**Requirements**
Pictures should be excluded; otherwise, copy every entry exactly.
>>>>
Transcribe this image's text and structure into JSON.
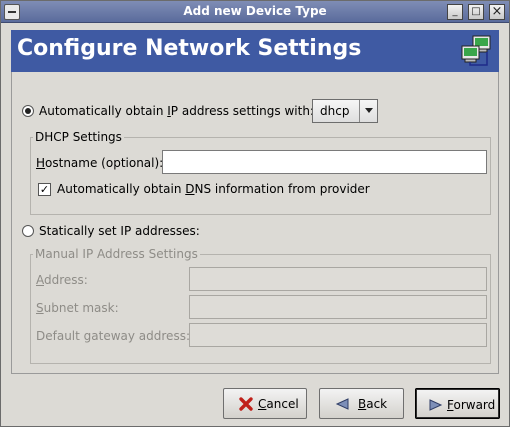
{
  "window": {
    "title": "Add new Device Type",
    "controls": {
      "minimize": "_",
      "maximize": "□",
      "close": "×"
    }
  },
  "header": {
    "title": "Configure Network Settings",
    "icon": "network-computers-icon"
  },
  "auto_ip": {
    "selected": true,
    "label_pre": "Automatically obtain ",
    "label_accel": "I",
    "label_post": "P address settings with:",
    "method_value": "dhcp"
  },
  "dhcp_settings": {
    "title": "DHCP Settings",
    "hostname_label_accel": "H",
    "hostname_label_rest": "ostname (optional):",
    "hostname_value": "",
    "dns_checked": true,
    "dns_check_mark": "✓",
    "dns_label_pre": "Automatically obtain ",
    "dns_label_accel": "D",
    "dns_label_post": "NS information from provider"
  },
  "static_ip": {
    "selected": false,
    "label": "Statically set IP addresses:"
  },
  "manual_settings": {
    "title": "Manual IP Address Settings",
    "address_accel": "A",
    "address_rest": "ddress:",
    "subnet_accel": "S",
    "subnet_rest": "ubnet mask:",
    "gateway_label": "Default gateway address:",
    "address_value": "",
    "subnet_value": "",
    "gateway_value": ""
  },
  "buttons": {
    "cancel_accel": "C",
    "cancel_rest": "ancel",
    "back_accel": "B",
    "back_rest": "ack",
    "forward_accel": "F",
    "forward_rest": "orward"
  },
  "colors": {
    "header_bg": "#3f5aa3",
    "titlebar": "#6a79a8",
    "window_bg": "#dcdad5"
  }
}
<<<<
**Full output**
Transcribe this image's text and structure into JSON.
{
  "window": {
    "title": "Add new Device Type",
    "controls": {
      "minimize": "_",
      "maximize": "□",
      "close": "×"
    }
  },
  "header": {
    "title": "Configure Network Settings",
    "icon": "network-computers-icon"
  },
  "auto_ip": {
    "selected": true,
    "label_pre": "Automatically obtain ",
    "label_accel": "I",
    "label_post": "P address settings with:",
    "method_value": "dhcp"
  },
  "dhcp_settings": {
    "title": "DHCP Settings",
    "hostname_label_accel": "H",
    "hostname_label_rest": "ostname (optional):",
    "hostname_value": "",
    "dns_checked": true,
    "dns_check_mark": "✓",
    "dns_label_pre": "Automatically obtain ",
    "dns_label_accel": "D",
    "dns_label_post": "NS information from provider"
  },
  "static_ip": {
    "selected": false,
    "label": "Statically set IP addresses:"
  },
  "manual_settings": {
    "title": "Manual IP Address Settings",
    "address_accel": "A",
    "address_rest": "ddress:",
    "subnet_accel": "S",
    "subnet_rest": "ubnet mask:",
    "gateway_label": "Default gateway address:",
    "address_value": "",
    "subnet_value": "",
    "gateway_value": ""
  },
  "buttons": {
    "cancel_accel": "C",
    "cancel_rest": "ancel",
    "back_accel": "B",
    "back_rest": "ack",
    "forward_accel": "F",
    "forward_rest": "orward"
  },
  "colors": {
    "header_bg": "#3f5aa3",
    "titlebar": "#6a79a8",
    "window_bg": "#dcdad5"
  }
}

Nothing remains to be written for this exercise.